>> BEGIN STORED RECORDS

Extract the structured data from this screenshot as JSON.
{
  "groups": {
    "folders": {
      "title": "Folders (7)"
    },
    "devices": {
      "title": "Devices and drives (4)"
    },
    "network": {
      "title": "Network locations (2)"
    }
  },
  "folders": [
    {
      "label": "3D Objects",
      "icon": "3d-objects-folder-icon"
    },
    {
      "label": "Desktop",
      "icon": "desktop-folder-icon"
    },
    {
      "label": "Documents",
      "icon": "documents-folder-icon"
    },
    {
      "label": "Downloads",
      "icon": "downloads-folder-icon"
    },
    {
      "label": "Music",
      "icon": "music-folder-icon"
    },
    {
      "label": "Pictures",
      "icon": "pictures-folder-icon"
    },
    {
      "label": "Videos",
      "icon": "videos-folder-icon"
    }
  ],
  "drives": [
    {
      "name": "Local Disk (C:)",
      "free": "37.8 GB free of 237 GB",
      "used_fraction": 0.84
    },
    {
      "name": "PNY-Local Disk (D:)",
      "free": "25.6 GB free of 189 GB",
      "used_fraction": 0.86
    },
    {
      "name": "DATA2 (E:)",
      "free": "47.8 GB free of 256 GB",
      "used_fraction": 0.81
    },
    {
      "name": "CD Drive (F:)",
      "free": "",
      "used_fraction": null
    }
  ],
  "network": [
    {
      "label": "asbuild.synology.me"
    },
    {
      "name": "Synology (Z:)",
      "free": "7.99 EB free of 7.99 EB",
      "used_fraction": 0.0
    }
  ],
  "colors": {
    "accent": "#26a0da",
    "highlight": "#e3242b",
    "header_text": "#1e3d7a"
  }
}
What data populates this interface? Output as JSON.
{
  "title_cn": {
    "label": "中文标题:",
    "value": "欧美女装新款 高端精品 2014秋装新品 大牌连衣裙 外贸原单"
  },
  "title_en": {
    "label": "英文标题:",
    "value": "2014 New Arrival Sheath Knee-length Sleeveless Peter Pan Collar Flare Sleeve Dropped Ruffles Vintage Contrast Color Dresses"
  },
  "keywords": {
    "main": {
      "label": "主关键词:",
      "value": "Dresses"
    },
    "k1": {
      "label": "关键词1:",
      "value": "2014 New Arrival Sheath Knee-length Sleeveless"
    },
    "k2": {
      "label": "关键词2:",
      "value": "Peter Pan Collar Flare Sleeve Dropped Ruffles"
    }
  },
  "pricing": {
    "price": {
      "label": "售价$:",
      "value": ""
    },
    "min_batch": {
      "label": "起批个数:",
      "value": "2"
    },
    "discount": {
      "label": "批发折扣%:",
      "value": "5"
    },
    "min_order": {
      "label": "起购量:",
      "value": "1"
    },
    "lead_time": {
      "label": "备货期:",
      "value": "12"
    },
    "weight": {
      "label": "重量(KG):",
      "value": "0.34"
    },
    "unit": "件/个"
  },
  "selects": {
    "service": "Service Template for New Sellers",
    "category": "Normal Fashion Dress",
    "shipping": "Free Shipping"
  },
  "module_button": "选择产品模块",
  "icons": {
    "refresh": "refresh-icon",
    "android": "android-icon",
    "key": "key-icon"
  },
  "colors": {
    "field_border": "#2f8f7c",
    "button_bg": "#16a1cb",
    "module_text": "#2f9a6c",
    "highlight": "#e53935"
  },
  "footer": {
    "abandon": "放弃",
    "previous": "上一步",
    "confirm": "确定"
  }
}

>> END STORED RECORDS

• WRITTEN EXERCISE
Out of the material above, gather each line where "Knee" appears.

• ANSWER
    "value": "2014 New Arrival Sheath Knee-length Sleeveless Peter Pan Collar Flare Sleeve Dropped Ruffles Vintage Contrast Color Dresses"
      "value": "2014 New Arrival Sheath Knee-length Sleeveless"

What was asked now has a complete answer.